Input records
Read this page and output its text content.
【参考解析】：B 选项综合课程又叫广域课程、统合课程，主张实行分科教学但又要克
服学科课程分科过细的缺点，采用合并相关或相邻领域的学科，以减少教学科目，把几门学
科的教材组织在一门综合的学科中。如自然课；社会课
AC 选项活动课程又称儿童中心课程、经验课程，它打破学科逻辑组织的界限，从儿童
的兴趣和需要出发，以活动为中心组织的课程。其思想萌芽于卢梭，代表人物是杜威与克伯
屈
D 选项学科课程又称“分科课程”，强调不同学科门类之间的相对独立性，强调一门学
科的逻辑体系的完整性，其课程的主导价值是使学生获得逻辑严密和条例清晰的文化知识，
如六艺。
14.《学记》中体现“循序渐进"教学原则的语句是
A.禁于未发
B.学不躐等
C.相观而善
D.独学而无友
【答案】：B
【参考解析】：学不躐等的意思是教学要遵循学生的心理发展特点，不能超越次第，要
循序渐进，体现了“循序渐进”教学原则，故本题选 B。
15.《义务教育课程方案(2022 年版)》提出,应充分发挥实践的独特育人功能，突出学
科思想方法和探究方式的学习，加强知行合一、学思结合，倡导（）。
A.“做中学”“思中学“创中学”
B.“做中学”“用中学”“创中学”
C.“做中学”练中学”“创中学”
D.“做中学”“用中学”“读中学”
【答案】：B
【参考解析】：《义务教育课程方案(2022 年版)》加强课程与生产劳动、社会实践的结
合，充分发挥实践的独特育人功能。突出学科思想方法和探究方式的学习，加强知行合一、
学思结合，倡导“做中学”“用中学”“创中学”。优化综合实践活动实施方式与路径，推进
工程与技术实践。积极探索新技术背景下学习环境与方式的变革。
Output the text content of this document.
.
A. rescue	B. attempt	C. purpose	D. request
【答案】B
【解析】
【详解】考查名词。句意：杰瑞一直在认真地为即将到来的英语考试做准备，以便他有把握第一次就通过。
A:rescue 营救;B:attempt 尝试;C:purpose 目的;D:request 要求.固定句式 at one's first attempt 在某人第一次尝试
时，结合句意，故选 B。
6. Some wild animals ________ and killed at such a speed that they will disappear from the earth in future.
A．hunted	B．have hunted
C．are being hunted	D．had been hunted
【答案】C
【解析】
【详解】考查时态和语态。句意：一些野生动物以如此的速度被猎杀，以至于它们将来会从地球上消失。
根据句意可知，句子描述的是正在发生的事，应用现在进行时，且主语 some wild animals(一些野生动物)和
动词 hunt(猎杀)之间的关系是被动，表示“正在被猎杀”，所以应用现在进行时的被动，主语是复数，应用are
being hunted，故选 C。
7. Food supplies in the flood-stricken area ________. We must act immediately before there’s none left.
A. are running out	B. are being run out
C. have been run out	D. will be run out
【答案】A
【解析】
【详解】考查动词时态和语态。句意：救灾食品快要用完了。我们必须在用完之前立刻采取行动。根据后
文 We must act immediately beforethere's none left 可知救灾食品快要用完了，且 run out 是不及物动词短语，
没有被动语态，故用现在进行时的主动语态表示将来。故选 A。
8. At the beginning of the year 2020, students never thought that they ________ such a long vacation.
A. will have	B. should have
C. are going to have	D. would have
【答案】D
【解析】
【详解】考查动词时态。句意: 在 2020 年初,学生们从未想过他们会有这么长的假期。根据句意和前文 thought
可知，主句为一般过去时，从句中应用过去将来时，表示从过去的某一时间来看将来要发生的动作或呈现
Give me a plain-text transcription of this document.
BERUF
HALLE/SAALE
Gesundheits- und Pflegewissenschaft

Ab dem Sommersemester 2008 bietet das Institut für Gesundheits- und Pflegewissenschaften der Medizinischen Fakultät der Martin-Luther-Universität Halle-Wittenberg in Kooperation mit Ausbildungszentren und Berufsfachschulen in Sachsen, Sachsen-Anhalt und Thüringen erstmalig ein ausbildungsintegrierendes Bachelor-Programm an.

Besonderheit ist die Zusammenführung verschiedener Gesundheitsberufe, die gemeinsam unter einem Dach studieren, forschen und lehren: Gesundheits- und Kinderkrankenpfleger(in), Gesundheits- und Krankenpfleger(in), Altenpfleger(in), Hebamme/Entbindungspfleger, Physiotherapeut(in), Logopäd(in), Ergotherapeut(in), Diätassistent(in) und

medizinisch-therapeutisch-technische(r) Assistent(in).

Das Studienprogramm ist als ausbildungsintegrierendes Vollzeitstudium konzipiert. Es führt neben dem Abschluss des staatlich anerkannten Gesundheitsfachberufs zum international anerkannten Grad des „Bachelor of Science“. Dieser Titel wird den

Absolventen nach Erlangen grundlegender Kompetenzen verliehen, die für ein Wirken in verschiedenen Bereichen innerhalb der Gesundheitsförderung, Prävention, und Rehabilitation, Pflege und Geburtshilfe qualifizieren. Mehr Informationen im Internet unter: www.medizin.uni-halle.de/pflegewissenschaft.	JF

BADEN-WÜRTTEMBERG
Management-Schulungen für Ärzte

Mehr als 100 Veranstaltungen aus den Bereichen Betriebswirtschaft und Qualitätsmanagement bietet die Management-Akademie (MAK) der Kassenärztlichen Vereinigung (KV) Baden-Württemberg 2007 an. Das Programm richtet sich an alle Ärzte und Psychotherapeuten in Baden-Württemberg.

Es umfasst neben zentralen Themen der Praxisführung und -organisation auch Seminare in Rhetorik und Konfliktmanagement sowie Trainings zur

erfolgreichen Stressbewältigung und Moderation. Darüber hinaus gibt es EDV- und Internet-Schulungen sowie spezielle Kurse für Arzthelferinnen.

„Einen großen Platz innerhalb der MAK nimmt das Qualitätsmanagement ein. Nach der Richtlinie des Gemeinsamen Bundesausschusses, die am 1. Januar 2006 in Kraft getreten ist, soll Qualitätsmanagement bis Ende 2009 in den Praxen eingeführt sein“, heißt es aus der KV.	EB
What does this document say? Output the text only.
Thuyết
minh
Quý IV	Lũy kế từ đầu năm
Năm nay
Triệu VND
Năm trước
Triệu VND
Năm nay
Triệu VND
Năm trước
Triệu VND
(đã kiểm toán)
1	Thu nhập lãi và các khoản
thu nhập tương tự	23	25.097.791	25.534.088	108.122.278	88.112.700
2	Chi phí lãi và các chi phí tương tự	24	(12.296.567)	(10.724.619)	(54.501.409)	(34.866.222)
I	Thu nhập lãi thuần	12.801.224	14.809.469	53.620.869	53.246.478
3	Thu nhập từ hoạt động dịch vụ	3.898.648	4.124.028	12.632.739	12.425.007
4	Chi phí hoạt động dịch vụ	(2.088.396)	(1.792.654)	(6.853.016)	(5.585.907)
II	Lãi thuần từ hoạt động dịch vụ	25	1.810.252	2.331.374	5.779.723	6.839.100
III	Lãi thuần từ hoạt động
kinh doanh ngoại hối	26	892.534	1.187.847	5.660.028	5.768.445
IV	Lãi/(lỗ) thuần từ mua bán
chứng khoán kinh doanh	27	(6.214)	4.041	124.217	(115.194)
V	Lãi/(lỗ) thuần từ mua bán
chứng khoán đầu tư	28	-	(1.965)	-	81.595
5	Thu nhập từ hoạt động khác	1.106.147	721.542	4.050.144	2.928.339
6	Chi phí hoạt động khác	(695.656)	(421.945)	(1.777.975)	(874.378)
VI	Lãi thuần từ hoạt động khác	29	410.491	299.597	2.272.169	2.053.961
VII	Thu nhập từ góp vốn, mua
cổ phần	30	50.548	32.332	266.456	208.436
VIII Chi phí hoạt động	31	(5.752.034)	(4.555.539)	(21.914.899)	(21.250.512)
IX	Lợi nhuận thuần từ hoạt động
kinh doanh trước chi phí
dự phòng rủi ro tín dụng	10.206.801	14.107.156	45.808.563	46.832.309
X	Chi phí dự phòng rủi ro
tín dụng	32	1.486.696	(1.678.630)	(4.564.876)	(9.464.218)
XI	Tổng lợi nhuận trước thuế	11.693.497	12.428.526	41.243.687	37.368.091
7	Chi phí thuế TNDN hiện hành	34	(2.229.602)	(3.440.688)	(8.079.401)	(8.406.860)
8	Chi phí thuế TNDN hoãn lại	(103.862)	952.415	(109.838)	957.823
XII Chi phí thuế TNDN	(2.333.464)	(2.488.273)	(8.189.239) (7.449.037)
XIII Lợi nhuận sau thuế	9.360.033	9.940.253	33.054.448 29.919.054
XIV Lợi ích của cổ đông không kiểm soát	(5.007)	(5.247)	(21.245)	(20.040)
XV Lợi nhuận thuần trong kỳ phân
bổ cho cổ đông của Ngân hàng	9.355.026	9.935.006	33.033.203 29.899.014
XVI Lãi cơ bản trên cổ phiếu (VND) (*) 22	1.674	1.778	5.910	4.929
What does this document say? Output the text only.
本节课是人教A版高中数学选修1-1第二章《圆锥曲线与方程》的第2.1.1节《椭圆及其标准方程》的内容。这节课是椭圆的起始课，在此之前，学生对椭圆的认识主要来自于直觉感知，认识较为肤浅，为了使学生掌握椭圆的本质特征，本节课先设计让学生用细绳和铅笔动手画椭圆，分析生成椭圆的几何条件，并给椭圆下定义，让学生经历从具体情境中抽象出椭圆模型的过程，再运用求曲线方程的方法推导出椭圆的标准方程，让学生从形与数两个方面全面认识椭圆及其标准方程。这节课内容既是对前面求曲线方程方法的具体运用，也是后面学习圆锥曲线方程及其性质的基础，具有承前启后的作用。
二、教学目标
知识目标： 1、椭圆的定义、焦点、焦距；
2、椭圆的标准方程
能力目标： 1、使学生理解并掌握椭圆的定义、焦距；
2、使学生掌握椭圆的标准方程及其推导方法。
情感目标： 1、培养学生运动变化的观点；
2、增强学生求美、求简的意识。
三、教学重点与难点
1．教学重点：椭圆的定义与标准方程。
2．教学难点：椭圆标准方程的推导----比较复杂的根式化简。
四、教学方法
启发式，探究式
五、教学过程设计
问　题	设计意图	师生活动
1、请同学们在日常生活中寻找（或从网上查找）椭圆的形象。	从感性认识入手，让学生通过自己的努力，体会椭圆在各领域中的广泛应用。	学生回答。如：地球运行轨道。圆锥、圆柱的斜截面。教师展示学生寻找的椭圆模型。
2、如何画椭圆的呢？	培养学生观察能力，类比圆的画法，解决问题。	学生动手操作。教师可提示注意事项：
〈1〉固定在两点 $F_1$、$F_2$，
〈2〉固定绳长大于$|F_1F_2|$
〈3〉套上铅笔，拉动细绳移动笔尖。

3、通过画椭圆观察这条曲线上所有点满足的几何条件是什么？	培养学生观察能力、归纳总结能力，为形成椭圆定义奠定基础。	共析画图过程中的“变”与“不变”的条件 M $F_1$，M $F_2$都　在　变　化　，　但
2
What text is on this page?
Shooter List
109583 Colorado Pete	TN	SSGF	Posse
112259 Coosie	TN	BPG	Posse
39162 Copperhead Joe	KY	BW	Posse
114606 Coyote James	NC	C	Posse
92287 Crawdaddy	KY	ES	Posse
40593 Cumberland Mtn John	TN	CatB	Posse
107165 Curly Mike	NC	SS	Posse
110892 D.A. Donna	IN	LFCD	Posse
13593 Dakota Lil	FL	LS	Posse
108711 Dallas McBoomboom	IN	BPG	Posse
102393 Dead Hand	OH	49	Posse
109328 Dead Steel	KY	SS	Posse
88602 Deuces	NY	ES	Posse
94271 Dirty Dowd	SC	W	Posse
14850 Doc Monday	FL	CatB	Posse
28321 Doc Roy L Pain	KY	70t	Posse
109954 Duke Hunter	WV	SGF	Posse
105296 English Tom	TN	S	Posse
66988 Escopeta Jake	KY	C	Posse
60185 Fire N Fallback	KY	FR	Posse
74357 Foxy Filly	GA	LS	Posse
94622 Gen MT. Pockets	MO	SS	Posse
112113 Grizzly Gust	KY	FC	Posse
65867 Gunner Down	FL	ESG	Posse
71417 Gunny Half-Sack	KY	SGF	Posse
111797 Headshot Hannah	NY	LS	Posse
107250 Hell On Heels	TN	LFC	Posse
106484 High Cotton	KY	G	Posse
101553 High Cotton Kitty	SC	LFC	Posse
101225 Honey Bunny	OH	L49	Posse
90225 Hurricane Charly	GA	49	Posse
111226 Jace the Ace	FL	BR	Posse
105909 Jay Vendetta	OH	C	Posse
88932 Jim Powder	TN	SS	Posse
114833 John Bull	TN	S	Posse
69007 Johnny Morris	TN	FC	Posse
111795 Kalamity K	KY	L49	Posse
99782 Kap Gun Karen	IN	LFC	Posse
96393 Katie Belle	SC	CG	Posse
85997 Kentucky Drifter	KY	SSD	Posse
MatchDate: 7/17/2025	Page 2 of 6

Given exercise
Take every line from the records above that has the word "学思结合" and copy it.

Written answer
科思想方法和探究方式的学习，加强知行合一、学思结合，倡导（）。
学思结合，倡导“做中学”“用中学”“创中学”。优化综合实践活动实施方式与路径，推进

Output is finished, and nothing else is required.